PASSAGE DU TEXTE:
^^^^^^^^
On y voit une Shane sensible, émue à l’idée de trouver une famille, celle de Carmen ; au point de renouer de son côté avec son père, lequel sera fatal à Carmen.
Enfin, je rends hommage à Lara. Dans la première saison, elle se fait virer comme une chaussette par Dana qui à ce moment-là refusait d’afficher son homosexualité. En fin de la saison 2, elle représente un danger pour Alice, confirmé dans la Saison 3 puisqu’elle retrouve Dana. Moi aussi, je suis comme Alice, retrouver Lara m’inquiète. Mais, j’ai bien compris après plus de vingt épisodes, que les amours lesbiens se font et se défont au grè d’un sourire et celui de Lara est agréable. C’est pourquoi, je ne lui en veux pas ; je regrette seulement que Dana soit faible... Mais leur première rencontre avait comme un goût d’inachevé. Face à la maladie, Dana révèle un caractère impossible : acariâtre, égoïste, ingrat envers Lara, impuissante et de bonne volonté. Seule Alice aura l’honnêteté de recadrer Dana. Dana est conforme à son personnage, n’était-elle pas sarcastique, parfois blessante ? Les scénaristes on vu juste, et pourtant, il est difficile de lui en vouloir. C’est comme l’ivresse, il y a ceux qui ont le vin mauvais et le vin joyeux. Dana à la maladie mauvaise. La série nous dit aussi : qui peut affirmer être bien préparé quand on se sait condamné ? Scènes terribles où les parents de Dana mentent à leur fille ; où ces mêmes parents font tout pour interdire à Lara de rejoindre Dana allitée. Cette Saison 3 est triste, Dana, Shane et Carmen, Tina et Bette. Dans les bonus, concernant la disparition de Dana, on y voit une Katherine Moennig qui n’accepte pas la disparition de Dana ; on dit que Leisha Hailey avait de la peine et appréhendait de jouer la fameuse scène. Il y a là encore quelque chose de troublant dans cette série. La disparition fictive de Dana est comparable à la « disparition » d’Erin Daniels de la série. Tout comme Shane, Katerine Moennig refuse cette disparition. Cette « mort ». On sait les filles très soudées depuis l’aventure de la Saison 1. Je peux très bien imaginer combien l’absence d’une amie peut peser. Ilen Chaiken et ses scénaristes ont réussi à entremêler la réalité et la fiction. C’était déjà un peu ça dans la Saison 2 avec Tina/Laurel enceinte et la disparition du père de Bette et de Kit/ Ossie Davis, décédé.
^^^^^^^^
CONSIGNE 1: D'après le passage sur la saison 3, quel personnage est le seul à recadrer Dana face à la maladie ?
CONSIGNE 2: Reprenez le passage sur la saison 3 à la suite de sa dernière phrase et poursuivez-le.
^^^^^^^^
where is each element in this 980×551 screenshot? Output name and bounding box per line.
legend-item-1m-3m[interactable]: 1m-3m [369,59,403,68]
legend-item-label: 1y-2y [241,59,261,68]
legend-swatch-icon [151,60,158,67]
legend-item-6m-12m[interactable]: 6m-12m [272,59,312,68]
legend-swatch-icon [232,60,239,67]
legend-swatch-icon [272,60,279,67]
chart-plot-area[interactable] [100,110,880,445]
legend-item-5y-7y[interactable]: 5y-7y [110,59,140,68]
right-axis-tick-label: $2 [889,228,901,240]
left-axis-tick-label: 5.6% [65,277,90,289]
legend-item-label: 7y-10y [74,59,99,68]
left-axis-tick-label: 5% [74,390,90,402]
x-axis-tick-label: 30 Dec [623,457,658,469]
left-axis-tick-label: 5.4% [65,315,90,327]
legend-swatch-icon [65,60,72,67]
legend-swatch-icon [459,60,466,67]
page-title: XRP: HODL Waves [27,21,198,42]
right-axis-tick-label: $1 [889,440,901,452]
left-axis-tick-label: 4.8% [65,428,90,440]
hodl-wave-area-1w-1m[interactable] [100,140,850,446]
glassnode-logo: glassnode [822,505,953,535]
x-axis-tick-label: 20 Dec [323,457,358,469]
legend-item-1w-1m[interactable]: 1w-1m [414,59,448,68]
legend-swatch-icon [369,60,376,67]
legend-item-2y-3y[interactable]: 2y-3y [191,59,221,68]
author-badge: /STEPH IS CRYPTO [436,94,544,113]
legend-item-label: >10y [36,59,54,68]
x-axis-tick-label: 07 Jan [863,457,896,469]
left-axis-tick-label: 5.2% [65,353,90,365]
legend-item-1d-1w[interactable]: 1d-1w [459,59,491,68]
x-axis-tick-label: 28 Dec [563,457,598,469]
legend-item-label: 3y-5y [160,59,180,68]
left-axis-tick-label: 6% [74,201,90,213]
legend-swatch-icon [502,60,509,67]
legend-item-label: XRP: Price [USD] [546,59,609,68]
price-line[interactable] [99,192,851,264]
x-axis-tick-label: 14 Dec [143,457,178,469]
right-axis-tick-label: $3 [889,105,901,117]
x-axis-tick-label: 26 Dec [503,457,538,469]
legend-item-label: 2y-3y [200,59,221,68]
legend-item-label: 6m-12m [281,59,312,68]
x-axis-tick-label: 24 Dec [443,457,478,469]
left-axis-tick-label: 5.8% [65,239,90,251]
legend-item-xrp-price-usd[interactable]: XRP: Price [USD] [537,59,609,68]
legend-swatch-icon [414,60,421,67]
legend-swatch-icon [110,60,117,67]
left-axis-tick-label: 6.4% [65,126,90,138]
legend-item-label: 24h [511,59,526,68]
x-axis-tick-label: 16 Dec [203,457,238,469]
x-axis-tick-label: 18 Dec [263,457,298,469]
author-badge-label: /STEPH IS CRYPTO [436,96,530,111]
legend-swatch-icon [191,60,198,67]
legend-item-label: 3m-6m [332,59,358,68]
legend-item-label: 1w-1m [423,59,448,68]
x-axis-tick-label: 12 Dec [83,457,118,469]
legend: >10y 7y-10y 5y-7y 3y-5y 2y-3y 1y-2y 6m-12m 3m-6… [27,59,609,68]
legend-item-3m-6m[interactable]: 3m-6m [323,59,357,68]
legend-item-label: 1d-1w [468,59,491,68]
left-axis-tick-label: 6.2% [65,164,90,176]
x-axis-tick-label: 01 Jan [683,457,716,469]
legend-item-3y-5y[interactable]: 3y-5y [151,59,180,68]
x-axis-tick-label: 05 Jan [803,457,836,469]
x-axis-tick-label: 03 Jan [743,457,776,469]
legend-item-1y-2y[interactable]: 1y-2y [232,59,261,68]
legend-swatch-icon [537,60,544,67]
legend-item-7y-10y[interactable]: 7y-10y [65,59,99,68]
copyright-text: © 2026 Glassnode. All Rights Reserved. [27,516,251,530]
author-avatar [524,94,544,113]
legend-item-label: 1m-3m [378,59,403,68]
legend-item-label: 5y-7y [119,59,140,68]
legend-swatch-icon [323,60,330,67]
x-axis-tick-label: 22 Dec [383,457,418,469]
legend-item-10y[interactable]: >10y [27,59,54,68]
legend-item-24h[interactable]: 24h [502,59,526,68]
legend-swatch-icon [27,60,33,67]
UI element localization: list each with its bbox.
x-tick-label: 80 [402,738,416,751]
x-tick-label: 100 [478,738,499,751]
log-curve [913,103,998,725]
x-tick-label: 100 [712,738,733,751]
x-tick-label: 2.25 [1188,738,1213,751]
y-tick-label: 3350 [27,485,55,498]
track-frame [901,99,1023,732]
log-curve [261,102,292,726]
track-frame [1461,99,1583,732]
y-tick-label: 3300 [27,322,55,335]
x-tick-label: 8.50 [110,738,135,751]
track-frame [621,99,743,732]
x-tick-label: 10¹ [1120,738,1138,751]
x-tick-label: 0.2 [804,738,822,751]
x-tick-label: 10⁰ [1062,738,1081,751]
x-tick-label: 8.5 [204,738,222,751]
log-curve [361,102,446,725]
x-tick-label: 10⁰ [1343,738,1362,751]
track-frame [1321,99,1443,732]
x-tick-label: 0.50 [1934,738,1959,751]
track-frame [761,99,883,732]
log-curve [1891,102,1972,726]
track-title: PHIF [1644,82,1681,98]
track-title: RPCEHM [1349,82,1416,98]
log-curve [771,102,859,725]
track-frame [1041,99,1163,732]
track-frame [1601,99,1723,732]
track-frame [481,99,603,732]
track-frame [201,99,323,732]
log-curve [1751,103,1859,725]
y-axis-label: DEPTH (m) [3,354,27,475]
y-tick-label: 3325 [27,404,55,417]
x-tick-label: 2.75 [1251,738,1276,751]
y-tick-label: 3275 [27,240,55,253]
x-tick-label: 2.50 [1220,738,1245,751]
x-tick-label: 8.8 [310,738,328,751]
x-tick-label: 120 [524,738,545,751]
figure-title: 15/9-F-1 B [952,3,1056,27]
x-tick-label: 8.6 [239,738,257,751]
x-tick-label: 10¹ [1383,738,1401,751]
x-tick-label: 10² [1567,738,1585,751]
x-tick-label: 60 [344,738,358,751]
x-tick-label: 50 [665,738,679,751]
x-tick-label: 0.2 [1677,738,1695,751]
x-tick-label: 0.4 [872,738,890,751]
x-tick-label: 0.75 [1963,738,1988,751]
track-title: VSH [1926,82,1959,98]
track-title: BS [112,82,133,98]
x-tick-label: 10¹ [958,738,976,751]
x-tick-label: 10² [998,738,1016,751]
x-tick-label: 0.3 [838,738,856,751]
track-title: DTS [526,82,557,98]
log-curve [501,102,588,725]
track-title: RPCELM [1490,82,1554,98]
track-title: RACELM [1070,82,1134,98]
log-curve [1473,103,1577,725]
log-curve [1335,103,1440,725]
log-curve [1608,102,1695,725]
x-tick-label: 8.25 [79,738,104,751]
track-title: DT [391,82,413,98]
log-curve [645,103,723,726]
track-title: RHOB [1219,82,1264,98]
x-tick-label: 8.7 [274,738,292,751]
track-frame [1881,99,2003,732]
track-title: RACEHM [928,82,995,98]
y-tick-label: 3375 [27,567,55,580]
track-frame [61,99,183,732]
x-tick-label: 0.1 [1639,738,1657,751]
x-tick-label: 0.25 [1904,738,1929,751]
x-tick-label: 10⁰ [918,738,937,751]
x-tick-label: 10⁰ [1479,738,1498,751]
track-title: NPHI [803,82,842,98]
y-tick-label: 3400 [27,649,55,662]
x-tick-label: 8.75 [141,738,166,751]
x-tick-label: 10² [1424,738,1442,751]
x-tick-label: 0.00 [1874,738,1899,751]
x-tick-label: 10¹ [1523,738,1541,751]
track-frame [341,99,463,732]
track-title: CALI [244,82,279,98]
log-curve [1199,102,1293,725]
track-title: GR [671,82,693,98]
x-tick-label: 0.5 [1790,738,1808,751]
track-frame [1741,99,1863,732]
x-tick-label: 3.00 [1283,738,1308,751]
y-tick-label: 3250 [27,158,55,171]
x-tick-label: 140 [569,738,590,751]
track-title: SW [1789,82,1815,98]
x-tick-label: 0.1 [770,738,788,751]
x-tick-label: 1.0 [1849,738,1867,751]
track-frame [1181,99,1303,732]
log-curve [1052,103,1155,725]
^^^^^^^^
RÉPONSE RÉDIGÉE 1: Alice.

RÉPONSE RÉDIGÉE 2:
Dans la série « j’aime j’aime pas » : j’aime Alice, Dana, Tina, Lara, Angus, Bette, Carmen et Shane, le plaisir de retrouver un tout petit instant Tim, le couplet de Bette sur « l’anti-patriotisme » ; j’aime un peu Moira/Max ; j’aime mieux Helena ; je n’aime pas Jenny et les propos de Bette à son avocate revendiquant « le droit du sang » pour justifier la garde pleine et entière de sa fille Angélica, j’aime pas du tout la mort de Dana ! A savourer en VO.